▶ **WHAT THE TASK ASKS**
Print the listing below exactly.

---*---

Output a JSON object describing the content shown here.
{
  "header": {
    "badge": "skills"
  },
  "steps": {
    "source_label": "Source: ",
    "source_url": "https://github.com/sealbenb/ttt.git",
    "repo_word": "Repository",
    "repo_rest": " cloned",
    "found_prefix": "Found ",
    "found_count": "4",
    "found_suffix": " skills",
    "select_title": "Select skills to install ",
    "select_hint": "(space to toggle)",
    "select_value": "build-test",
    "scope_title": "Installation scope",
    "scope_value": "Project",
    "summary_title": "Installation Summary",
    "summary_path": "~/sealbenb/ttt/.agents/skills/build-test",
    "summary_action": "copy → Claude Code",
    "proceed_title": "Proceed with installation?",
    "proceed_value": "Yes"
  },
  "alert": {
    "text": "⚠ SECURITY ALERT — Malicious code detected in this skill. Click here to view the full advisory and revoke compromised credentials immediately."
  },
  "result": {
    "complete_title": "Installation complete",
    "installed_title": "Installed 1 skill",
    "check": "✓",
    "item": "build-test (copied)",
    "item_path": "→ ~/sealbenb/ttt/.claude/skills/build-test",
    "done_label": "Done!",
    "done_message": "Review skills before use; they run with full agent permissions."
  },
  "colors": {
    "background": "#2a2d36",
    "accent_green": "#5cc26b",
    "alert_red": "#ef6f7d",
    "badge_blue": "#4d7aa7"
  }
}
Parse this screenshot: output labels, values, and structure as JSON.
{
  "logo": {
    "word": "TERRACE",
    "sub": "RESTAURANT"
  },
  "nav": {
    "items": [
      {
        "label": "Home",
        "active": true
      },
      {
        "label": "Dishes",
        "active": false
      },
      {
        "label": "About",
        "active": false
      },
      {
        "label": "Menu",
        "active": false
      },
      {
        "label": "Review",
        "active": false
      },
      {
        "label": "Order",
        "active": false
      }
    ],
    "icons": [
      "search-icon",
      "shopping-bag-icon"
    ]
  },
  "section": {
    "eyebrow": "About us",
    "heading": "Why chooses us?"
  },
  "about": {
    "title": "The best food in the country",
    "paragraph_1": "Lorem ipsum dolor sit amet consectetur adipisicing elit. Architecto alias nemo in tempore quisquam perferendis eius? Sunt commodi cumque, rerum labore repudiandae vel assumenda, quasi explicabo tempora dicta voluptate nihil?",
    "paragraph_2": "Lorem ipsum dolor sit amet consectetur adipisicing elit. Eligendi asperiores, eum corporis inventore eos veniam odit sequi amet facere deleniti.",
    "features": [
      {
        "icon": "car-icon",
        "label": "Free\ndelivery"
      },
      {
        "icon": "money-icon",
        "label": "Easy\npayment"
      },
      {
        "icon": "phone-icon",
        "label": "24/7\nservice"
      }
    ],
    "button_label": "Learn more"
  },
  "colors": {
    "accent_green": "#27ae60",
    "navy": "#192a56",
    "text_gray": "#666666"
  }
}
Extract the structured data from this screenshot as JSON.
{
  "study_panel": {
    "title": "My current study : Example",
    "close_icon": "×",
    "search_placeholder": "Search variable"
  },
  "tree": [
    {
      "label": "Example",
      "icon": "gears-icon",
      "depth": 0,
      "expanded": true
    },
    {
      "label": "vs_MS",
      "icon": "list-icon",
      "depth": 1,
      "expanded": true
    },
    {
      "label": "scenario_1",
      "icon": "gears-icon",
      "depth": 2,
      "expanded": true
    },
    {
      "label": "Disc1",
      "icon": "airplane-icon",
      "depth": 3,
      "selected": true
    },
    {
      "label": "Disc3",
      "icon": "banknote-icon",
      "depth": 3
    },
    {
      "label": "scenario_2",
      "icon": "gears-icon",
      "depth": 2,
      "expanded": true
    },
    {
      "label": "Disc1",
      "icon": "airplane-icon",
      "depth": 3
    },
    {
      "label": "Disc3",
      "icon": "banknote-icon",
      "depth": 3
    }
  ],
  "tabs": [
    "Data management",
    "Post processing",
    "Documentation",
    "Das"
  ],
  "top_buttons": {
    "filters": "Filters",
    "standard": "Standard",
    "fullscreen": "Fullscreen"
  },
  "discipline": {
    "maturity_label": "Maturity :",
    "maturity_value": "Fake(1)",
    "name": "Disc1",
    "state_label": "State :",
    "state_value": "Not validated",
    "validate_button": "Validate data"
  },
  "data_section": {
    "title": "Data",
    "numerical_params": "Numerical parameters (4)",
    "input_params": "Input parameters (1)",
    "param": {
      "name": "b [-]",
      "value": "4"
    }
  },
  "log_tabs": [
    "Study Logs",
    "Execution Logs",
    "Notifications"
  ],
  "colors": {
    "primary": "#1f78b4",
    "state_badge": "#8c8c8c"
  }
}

---*---

▶ **REPLY TO THE TASK**
Output a JSON object describing the content shown here.
{
  "header": {
    "badge": "skills"
  },
  "steps": {
    "source_label": "Source: ",
    "source_url": "https://github.com/sealbenb/ttt.git",
    "repo_word": "Repository",
    "repo_rest": " cloned",
    "found_prefix": "Found ",
    "found_count": "4",
    "found_suffix": " skills",
    "select_title": "Select skills to install ",
    "select_hint": "(space to toggle)",
    "select_value": "build-test",
    "scope_title": "Installation scope",
    "scope_value": "Project",
    "summary_title": "Installation Summary",
    "summary_path": "~/sealbenb/ttt/.agents/skills/build-test",
    "summary_action": "copy → Claude Code",
    "proceed_title": "Proceed with installation?",
    "proceed_value": "Yes"
  },
  "alert": {
    "text": "⚠ SECURITY ALERT — Malicious code detected in this skill. Click here to view the full advisory and revoke compromised credentials immediately."
  },
  "result": {
    "complete_title": "Installation complete",
    "installed_title": "Installed 1 skill",
    "check": "✓",
    "item": "build-test (copied)",
    "item_path": "→ ~/sealbenb/ttt/.claude/skills/build-test",
    "done_label": "Done!",
    "done_message": "Review skills before use; they run with full agent permissions."
  },
  "colors": {
    "background": "#2a2d36",
    "accent_green": "#5cc26b",
    "alert_red": "#ef6f7d",
    "badge_blue": "#4d7aa7"
  }
}
Parse this screenshot: output labels, values, and structure as JSON.
{
  "logo": {
    "word": "TERRACE",
    "sub": "RESTAURANT"
  },
  "nav": {
    "items": [
      {
        "label": "Home",
        "active": true
      },
      {
        "label": "Dishes",
        "active": false
      },
      {
        "label": "About",
        "active": false
      },
      {
        "label": "Menu",
        "active": false
      },
      {
        "label": "Review",
        "active": false
      },
      {
        "label": "Order",
        "active": false
      }
    ],
    "icons": [
      "search-icon",
      "shopping-bag-icon"
    ]
  },
  "section": {
    "eyebrow": "About us",
    "heading": "Why chooses us?"
  },
  "about": {
    "title": "The best food in the country",
    "paragraph_1": "Lorem ipsum dolor sit amet consectetur adipisicing elit. Architecto alias nemo in tempore quisquam perferendis eius? Sunt commodi cumque, rerum labore repudiandae vel assumenda, quasi explicabo tempora dicta voluptate nihil?",
    "paragraph_2": "Lorem ipsum dolor sit amet consectetur adipisicing elit. Eligendi asperiores, eum corporis inventore eos veniam odit sequi amet facere deleniti.",
    "features": [
      {
        "icon": "car-icon",
        "label": "Free\ndelivery"
      },
      {
        "icon": "money-icon",
        "label": "Easy\npayment"
      },
      {
        "icon": "phone-icon",
        "label": "24/7\nservice"
      }
    ],
    "button_label": "Learn more"
  },
  "colors": {
    "accent_green": "#27ae60",
    "navy": "#192a56",
    "text_gray": "#666666"
  }
}
Extract the structured data from this screenshot as JSON.
{
  "study_panel": {
    "title": "My current study : Example",
    "close_icon": "×",
    "search_placeholder": "Search variable"
  },
  "tree": [
    {
      "label": "Example",
      "icon": "gears-icon",
      "depth": 0,
      "expanded": true
    },
    {
      "label": "vs_MS",
      "icon": "list-icon",
      "depth": 1,
      "expanded": true
    },
    {
      "label": "scenario_1",
      "icon": "gears-icon",
      "depth": 2,
      "expanded": true
    },
    {
      "label": "Disc1",
      "icon": "airplane-icon",
      "depth": 3,
      "selected": true
    },
    {
      "label": "Disc3",
      "icon": "banknote-icon",
      "depth": 3
    },
    {
      "label": "scenario_2",
      "icon": "gears-icon",
      "depth": 2,
      "expanded": true
    },
    {
      "label": "Disc1",
      "icon": "airplane-icon",
      "depth": 3
    },
    {
      "label": "Disc3",
      "icon": "banknote-icon",
      "depth": 3
    }
  ],
  "tabs": [
    "Data management",
    "Post processing",
    "Documentation",
    "Das"
  ],
  "top_buttons": {
    "filters": "Filters",
    "standard": "Standard",
    "fullscreen": "Fullscreen"
  },
  "discipline": {
    "maturity_label": "Maturity :",
    "maturity_value": "Fake(1)",
    "name": "Disc1",
    "state_label": "State :",
    "state_value": "Not validated",
    "validate_button": "Validate data"
  },
  "data_section": {
    "title": "Data",
    "numerical_params": "Numerical parameters (4)",
    "input_params": "Input parameters (1)",
    "param": {
      "name": "b [-]",
      "value": "4"
    }
  },
  "log_tabs": [
    "Study Logs",
    "Execution Logs",
    "Notifications"
  ],
  "colors": {
    "primary": "#1f78b4",
    "state_badge": "#8c8c8c"
  }
}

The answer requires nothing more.